▶ [SUPPLIED RECORDS]:
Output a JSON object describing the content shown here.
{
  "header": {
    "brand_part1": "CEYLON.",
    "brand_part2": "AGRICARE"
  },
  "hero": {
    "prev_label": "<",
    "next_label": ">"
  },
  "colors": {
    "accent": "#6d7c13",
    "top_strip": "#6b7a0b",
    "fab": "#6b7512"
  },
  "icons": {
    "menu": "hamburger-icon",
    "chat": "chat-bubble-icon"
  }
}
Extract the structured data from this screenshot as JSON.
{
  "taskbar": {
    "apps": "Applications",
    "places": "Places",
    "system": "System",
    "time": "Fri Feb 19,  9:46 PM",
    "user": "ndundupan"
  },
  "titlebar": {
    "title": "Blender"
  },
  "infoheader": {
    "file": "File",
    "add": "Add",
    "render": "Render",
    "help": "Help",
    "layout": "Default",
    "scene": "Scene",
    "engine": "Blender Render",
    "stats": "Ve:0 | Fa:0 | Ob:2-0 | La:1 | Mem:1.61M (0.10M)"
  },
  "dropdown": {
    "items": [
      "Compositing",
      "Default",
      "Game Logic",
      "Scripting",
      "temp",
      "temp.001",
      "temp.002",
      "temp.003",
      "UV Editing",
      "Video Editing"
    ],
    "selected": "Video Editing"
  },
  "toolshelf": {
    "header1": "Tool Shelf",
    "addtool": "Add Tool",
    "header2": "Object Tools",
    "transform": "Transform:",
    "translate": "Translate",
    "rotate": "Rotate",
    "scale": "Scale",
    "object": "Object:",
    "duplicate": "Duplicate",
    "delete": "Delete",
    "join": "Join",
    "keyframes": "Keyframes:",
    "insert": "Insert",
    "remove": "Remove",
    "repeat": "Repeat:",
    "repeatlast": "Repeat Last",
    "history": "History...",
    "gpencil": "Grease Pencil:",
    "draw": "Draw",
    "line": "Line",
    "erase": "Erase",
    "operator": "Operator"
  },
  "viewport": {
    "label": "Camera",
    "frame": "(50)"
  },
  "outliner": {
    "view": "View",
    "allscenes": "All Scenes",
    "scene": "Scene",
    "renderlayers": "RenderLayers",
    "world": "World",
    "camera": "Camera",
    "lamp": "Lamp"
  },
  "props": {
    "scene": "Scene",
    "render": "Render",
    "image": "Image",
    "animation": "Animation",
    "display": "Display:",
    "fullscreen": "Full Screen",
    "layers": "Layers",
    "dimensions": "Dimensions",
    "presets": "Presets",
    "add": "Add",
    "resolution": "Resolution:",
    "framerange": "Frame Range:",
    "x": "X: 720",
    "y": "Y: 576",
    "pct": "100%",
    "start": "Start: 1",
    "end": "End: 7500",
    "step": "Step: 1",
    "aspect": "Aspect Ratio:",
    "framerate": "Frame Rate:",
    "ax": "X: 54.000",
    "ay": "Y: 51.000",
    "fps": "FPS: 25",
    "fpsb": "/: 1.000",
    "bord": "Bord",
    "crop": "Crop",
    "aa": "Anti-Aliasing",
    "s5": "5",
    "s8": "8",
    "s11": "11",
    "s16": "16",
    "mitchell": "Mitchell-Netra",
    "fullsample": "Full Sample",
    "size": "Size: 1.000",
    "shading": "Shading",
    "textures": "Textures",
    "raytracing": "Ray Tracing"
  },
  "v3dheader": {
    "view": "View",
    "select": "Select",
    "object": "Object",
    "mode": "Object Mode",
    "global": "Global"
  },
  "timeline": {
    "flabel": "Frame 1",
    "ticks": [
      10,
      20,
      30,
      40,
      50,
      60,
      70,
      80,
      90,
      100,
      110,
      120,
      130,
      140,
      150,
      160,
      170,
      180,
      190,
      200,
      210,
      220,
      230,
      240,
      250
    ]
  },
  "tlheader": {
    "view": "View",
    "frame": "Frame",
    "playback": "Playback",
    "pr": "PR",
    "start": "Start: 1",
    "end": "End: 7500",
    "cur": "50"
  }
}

▶ [STATED PROBLEM]: Every line above that contains the word "Blender" should be reported.

▶ [EXPECTED OUTPUT]:
    "title": "Blender"
    "engine": "Blender Render",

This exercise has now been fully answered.